Goal:
Copy out the listing that follows exactly, dropping every picture.

- - - - -

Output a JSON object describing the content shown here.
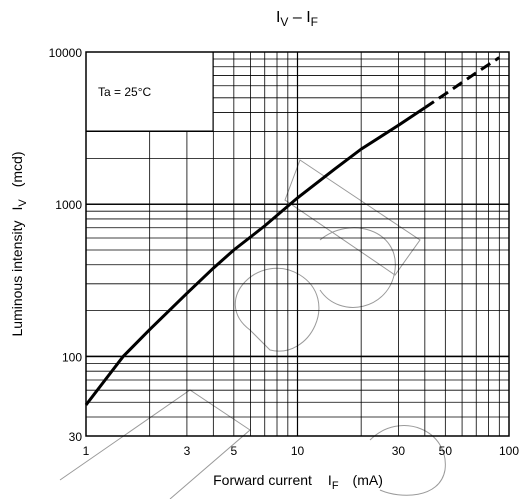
{
  "chart_data": {
    "type": "line",
    "title": "I",
    "title_sub_v": "V",
    "title_dash": " – I",
    "title_sub_f": "F",
    "xlabel": "Forward current",
    "xlabel_symbol": "I",
    "xlabel_symbol_sub": "F",
    "xlabel_unit": "(mA)",
    "ylabel": "Luminous intensity",
    "ylabel_symbol": "I",
    "ylabel_symbol_sub": "V",
    "ylabel_unit": "(mcd)",
    "x_scale": "log",
    "y_scale": "log",
    "xlim": [
      1,
      100
    ],
    "ylim": [
      30,
      10000
    ],
    "x_ticks": [
      {
        "value": 1,
        "label": "1"
      },
      {
        "value": 3,
        "label": "3"
      },
      {
        "value": 5,
        "label": "5"
      },
      {
        "value": 10,
        "label": "10"
      },
      {
        "value": 30,
        "label": "30"
      },
      {
        "value": 50,
        "label": "50"
      },
      {
        "value": 100,
        "label": "100"
      }
    ],
    "y_ticks": [
      {
        "value": 30,
        "label": "30"
      },
      {
        "value": 100,
        "label": "100"
      },
      {
        "value": 1000,
        "label": "1000"
      },
      {
        "value": 10000,
        "label": "10000"
      }
    ],
    "grid": true,
    "annotation": "Ta = 25°C",
    "series": [
      {
        "style": "solid",
        "x": [
          1,
          1.5,
          2,
          3,
          4,
          5,
          7,
          10,
          15,
          20,
          30,
          40
        ],
        "y": [
          48,
          100,
          150,
          260,
          380,
          500,
          720,
          1100,
          1700,
          2300,
          3300,
          4300
        ]
      },
      {
        "style": "dashed",
        "x": [
          40,
          50,
          70,
          90
        ],
        "y": [
          4300,
          5300,
          7300,
          9200
        ]
      }
    ],
    "watermark": "Obsolete"
  }
}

- - - - -

Exercise answer:
Output a JSON object describing the content shown here.
{
  "chart_data": {
    "type": "line",
    "title": "I",
    "title_sub_v": "V",
    "title_dash": " – I",
    "title_sub_f": "F",
    "xlabel": "Forward current",
    "xlabel_symbol": "I",
    "xlabel_symbol_sub": "F",
    "xlabel_unit": "(mA)",
    "ylabel": "Luminous intensity",
    "ylabel_symbol": "I",
    "ylabel_symbol_sub": "V",
    "ylabel_unit": "(mcd)",
    "x_scale": "log",
    "y_scale": "log",
    "xlim": [
      1,
      100
    ],
    "ylim": [
      30,
      10000
    ],
    "x_ticks": [
      {
        "value": 1,
        "label": "1"
      },
      {
        "value": 3,
        "label": "3"
      },
      {
        "value": 5,
        "label": "5"
      },
      {
        "value": 10,
        "label": "10"
      },
      {
        "value": 30,
        "label": "30"
      },
      {
        "value": 50,
        "label": "50"
      },
      {
        "value": 100,
        "label": "100"
      }
    ],
    "y_ticks": [
      {
        "value": 30,
        "label": "30"
      },
      {
        "value": 100,
        "label": "100"
      },
      {
        "value": 1000,
        "label": "1000"
      },
      {
        "value": 10000,
        "label": "10000"
      }
    ],
    "grid": true,
    "annotation": "Ta = 25°C",
    "series": [
      {
        "style": "solid",
        "x": [
          1,
          1.5,
          2,
          3,
          4,
          5,
          7,
          10,
          15,
          20,
          30,
          40
        ],
        "y": [
          48,
          100,
          150,
          260,
          380,
          500,
          720,
          1100,
          1700,
          2300,
          3300,
          4300
        ]
      },
      {
        "style": "dashed",
        "x": [
          40,
          50,
          70,
          90
        ],
        "y": [
          4300,
          5300,
          7300,
          9200
        ]
      }
    ],
    "watermark": "Obsolete"
  }
}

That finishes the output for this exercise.